Your goal -
Find and copy each line of the records where the string "Heeren" shows up.

Stored records

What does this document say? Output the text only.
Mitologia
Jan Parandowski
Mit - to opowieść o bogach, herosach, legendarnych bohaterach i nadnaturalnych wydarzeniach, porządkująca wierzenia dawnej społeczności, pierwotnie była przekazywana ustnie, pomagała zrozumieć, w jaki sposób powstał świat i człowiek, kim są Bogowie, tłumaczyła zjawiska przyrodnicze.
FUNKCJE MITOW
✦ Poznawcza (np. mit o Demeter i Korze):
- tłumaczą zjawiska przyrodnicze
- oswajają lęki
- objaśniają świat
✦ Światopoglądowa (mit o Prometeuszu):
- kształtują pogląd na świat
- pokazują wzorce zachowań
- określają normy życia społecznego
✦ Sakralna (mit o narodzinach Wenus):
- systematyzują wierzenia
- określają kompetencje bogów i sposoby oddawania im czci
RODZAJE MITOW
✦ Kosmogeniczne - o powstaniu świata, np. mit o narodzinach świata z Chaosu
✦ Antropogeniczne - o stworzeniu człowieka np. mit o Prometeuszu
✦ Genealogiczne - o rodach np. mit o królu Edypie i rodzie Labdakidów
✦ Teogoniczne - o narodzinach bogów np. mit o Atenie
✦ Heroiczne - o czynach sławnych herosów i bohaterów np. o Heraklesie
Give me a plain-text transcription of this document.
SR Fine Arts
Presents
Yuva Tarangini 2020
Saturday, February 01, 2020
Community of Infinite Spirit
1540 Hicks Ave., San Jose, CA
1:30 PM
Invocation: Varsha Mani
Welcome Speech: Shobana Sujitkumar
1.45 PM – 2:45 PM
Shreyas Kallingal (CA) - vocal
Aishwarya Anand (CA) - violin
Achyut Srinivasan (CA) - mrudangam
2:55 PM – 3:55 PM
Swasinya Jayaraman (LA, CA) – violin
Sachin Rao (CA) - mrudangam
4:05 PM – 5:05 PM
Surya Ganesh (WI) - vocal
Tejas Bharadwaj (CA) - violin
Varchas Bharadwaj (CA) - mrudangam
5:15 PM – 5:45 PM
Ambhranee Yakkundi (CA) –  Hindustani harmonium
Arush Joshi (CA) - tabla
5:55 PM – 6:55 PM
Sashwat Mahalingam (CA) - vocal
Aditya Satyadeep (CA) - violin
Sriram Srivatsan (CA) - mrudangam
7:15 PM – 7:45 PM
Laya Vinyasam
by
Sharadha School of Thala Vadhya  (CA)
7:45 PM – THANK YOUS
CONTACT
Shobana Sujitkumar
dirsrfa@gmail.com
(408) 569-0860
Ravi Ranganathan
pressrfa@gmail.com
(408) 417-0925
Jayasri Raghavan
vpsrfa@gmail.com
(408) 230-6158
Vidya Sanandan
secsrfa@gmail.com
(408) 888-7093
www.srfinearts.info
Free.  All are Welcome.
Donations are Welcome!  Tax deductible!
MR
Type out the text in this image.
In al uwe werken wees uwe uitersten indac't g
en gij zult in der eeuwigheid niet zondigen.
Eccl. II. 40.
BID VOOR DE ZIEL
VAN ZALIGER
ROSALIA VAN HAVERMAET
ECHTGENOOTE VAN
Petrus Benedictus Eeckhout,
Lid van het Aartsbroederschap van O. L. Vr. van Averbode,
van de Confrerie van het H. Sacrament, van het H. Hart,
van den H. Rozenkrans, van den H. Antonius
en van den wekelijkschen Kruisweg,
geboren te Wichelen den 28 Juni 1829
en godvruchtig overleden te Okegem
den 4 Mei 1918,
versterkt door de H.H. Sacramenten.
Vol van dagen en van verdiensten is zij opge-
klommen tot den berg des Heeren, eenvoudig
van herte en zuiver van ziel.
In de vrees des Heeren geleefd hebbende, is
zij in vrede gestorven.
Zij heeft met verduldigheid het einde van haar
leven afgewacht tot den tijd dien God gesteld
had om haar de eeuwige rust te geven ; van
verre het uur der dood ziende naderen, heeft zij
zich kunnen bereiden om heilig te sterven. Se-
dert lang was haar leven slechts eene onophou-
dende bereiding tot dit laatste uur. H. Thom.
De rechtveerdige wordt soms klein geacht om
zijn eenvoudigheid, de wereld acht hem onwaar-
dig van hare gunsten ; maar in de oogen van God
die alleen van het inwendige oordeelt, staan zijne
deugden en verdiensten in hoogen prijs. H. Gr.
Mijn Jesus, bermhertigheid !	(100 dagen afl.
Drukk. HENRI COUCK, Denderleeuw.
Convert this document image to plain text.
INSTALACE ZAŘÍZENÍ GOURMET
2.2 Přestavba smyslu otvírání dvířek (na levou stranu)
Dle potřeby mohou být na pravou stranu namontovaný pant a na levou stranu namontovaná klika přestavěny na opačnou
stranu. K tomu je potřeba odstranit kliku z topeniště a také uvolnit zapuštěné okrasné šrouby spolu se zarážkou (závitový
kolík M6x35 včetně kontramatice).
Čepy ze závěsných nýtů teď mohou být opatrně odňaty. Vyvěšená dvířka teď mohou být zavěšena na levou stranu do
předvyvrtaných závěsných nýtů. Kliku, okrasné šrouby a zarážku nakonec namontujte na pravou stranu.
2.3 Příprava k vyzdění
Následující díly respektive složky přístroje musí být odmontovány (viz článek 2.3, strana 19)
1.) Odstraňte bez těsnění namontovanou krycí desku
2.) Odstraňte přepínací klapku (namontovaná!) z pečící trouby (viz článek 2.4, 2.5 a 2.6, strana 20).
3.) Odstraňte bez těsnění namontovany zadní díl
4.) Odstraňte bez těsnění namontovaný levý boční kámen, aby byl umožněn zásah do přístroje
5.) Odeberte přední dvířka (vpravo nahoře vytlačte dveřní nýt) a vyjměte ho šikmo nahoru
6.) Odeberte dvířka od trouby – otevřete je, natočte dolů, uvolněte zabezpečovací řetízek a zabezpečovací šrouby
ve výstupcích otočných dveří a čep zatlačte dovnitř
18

Task solution -
klommen tot den berg des Heeren, eenvoudig
In de vrees des Heeren geleefd hebbende, is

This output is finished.